Local Frequency Content

As we discussed earlier, the frequency domain contains information from all parts of the image. This makes the previous method useful for global texture analysis, but not local. If a region has already been segmented, you could pad the region with its average intensity to create a rectangular image. This doesn’t, however, provide a useful way of using texture to do the segmentation. We can define local frequency content by using some form of co-joint spatial-frequency representation. As we discussed, though, this only partially localizes the position or frequency of the information—you can’t do both perfectly. A simple way to do this would be to examine the N × N neighborhood around a point and to compute the Fourier Transform of that N × N subimage. As you move from one textured region to another, the frequency content of the window changes. Differences in the frequency content of each window could then be used as a means of segmentation. Of course, one still needs to distill descriptors from the frequency content of each window. One such descriptor (Coggins, 1985) is to compute the total energy (squared frequency content) of the window. If you exclude the zerofrequency term, this is invariant to the average intensity. If you normalize by the zero-frequency term, it is invariant to intensity gain as well. There are, of course, other descriptors you could use as well.

### Data for this exercise
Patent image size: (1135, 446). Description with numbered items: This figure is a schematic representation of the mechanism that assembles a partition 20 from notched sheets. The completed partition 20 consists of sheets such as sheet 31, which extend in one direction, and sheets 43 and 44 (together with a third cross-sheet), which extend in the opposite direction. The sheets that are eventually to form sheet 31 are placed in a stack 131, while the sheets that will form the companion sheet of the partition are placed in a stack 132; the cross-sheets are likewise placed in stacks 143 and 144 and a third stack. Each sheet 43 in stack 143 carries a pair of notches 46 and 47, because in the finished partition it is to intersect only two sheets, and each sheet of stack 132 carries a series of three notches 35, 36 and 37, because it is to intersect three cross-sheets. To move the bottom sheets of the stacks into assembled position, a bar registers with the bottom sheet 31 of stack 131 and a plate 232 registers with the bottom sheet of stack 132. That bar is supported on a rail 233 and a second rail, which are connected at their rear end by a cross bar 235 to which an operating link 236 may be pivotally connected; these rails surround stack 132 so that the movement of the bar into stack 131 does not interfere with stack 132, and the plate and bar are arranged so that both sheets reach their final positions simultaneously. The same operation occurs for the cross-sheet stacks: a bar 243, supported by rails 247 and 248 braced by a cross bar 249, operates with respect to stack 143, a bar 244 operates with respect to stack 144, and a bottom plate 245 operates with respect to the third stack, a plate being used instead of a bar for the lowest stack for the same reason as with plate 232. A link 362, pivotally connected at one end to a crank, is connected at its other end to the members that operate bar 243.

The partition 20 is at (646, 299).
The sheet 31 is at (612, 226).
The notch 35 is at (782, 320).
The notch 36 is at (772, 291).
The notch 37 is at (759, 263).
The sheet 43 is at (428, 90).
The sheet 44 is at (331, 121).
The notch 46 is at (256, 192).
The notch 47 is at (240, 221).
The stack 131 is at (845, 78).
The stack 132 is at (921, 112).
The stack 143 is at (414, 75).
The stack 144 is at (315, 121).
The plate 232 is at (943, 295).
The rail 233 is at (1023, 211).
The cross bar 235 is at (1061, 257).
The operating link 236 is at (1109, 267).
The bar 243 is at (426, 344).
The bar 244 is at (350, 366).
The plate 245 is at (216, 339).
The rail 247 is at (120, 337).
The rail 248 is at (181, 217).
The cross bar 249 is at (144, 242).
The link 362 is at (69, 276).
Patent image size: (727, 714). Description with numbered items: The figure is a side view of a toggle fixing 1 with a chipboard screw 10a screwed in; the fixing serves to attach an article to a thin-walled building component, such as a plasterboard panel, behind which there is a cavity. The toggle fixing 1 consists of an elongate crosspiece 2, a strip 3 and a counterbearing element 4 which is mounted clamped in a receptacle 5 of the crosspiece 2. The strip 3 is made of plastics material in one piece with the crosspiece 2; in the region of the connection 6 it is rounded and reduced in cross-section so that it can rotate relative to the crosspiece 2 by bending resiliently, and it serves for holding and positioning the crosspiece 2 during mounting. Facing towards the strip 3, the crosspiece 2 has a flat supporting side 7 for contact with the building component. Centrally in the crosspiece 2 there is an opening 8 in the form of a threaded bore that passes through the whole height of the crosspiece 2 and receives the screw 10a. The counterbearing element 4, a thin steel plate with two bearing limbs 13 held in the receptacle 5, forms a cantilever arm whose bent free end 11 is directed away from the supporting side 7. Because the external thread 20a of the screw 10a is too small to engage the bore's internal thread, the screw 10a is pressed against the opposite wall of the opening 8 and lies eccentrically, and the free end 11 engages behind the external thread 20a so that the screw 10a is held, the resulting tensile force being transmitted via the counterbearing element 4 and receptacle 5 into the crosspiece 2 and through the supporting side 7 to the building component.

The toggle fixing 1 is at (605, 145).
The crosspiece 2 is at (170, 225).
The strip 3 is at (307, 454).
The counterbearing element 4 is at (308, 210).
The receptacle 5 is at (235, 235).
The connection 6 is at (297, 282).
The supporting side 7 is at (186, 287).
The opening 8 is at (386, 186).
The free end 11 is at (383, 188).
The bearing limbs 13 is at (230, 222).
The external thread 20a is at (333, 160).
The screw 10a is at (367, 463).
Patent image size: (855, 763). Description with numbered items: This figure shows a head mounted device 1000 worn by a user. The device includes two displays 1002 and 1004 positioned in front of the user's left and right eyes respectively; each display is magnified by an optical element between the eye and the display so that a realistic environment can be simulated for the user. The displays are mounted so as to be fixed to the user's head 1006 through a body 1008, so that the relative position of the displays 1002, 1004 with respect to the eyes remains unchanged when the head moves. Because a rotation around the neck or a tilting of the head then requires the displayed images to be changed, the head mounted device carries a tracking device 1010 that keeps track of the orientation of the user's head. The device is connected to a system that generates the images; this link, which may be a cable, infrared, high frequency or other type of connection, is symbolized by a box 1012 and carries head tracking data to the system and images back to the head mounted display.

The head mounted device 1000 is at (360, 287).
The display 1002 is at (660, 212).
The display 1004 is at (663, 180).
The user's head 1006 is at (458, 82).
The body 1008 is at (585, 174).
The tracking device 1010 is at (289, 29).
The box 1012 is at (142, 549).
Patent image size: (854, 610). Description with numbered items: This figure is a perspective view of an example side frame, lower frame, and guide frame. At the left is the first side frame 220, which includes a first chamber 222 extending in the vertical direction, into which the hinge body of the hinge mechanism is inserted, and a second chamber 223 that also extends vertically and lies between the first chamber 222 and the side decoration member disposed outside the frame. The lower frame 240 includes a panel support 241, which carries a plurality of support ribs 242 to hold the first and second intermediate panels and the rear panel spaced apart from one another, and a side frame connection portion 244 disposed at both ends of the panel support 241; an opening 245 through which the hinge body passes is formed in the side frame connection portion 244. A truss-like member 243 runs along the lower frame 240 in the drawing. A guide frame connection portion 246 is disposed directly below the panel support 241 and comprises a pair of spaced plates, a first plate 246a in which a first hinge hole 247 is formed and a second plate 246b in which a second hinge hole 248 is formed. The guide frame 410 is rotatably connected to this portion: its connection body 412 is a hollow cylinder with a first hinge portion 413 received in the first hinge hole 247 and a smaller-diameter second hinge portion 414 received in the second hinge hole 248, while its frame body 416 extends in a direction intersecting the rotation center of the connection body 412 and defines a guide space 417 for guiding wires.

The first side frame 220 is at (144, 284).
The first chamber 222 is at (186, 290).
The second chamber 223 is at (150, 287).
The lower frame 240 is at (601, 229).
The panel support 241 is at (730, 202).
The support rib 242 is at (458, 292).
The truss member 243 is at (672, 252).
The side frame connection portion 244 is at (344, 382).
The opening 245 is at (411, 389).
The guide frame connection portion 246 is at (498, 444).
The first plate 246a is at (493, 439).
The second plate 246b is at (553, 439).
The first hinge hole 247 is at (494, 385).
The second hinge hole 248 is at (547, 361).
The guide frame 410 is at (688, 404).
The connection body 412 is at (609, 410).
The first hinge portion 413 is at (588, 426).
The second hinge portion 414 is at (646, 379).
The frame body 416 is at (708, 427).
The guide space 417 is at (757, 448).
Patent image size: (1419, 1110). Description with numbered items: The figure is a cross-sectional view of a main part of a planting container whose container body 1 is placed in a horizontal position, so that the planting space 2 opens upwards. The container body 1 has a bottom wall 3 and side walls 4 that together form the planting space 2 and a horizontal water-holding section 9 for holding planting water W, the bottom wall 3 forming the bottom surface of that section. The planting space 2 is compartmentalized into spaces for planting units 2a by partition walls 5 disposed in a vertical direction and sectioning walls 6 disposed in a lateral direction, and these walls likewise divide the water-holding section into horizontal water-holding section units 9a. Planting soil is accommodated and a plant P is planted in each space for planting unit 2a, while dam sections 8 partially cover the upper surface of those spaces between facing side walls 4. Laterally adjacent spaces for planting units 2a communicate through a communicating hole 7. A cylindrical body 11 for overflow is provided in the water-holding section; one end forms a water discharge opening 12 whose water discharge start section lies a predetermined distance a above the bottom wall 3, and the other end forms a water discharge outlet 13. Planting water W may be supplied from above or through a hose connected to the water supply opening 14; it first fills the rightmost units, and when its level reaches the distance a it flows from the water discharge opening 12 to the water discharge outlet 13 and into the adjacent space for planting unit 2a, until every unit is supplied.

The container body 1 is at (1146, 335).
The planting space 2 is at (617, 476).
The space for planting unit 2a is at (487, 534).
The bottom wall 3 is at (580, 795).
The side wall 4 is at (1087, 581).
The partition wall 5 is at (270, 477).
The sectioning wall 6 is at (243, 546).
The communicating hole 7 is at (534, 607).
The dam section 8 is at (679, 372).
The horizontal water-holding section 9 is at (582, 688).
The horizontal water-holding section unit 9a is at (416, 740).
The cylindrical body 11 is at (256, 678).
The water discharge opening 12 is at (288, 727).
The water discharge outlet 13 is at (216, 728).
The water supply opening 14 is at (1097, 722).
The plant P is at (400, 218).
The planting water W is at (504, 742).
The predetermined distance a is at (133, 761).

### Work to do
(A) Copy out the entire passage on local frequency content word for word.
(B) Put the lines of the records, from the first line through the line containing "The notch 46 is at (256, 192).", into a numbered list, skipping blank lines.
The passage and the records are unrelated to each other.

### Answer list
(A)
Local Frequency Content

As we discussed earlier, the frequency domain contains information from all parts of the image. This makes the previous method useful for global texture analysis, but not local. If a region has already been segmented, you could pad the region with its average intensity to create a rectangular image. This doesn’t, however, provide a useful way of using texture to do the segmentation. We can define local frequency content by using some form of co-joint spatial-frequency representation. As we discussed, though, this only partially localizes the position or frequency of the information—you can’t do both perfectly. A simple way to do this would be to examine the N × N neighborhood around a point and to compute the Fourier Transform of that N × N subimage. As you move from one textured region to another, the frequency content of the window changes. Differences in the frequency content of each window could then be used as a means of segmentation. Of course, one still needs to distill descriptors from the frequency content of each window. One such descriptor (Coggins, 1985) is to compute the total energy (squared frequency content) of the window. If you exclude the zerofrequency term, this is invariant to the average intensity. If you normalize by the zero-frequency term, it is invariant to intensity gain as well. There are, of course, other descriptors you could use as well.

(B)
1. Patent image size: (1135, 446). Description with numbered items: This figure is a schematic representation of the mechanism that assembles a partition 20 from notched sheets. The completed partition 20 consists of sheets such as sheet 31, which extend in one direction, and sheets 43 and 44 (together with a third cross-sheet), which extend in the opposite direction. The sheets that are eventually to form sheet 31 are placed in a stack 131, while the sheets that will form the companion sheet of the partition are placed in a stack 132; the cross-sheets are likewise placed in stacks 143 and 144 and a third stack. Each sheet 43 in stack 143 carries a pair of notches 46 and 47, because in the finished partition it is to intersect only two sheets, and each sheet of stack 132 carries a series of three notches 35, 36 and 37, because it is to intersect three cross-sheets. To move the bottom sheets of the stacks into assembled position, a bar registers with the bottom sheet 31 of stack 131 and a plate 232 registers with the bottom sheet of stack 132. That bar is supported on a rail 233 and a second rail, which are connected at their rear end by a cross bar 235 to which an operating link 236 may be pivotally connected; these rails surround stack 132 so that the movement of the bar into stack 131 does not interfere with stack 132, and the plate and bar are arranged so that both sheets reach their final positions simultaneously. The same operation occurs for the cross-sheet stacks: a bar 243, supported by rails 247 and 248 braced by a cross bar 249, operates with respect to stack 143, a bar 244 operates with respect to stack 144, and a bottom plate 245 operates with respect to the third stack, a plate being used instead of a bar for the lowest stack for the same reason as with plate 232. A link 362, pivotally connected at one end to a crank, is connected at its other end to the members that operate bar 243.
2. The partition 20 is at (646, 299).
3. The sheet 31 is at (612, 226).
4. The notch 35 is at (782, 320).
5. The notch 36 is at (772, 291).
6. The notch 37 is at (759, 263).
7. The sheet 43 is at (428, 90).
8. The sheet 44 is at (331, 121).
9. The notch 46 is at (256, 192).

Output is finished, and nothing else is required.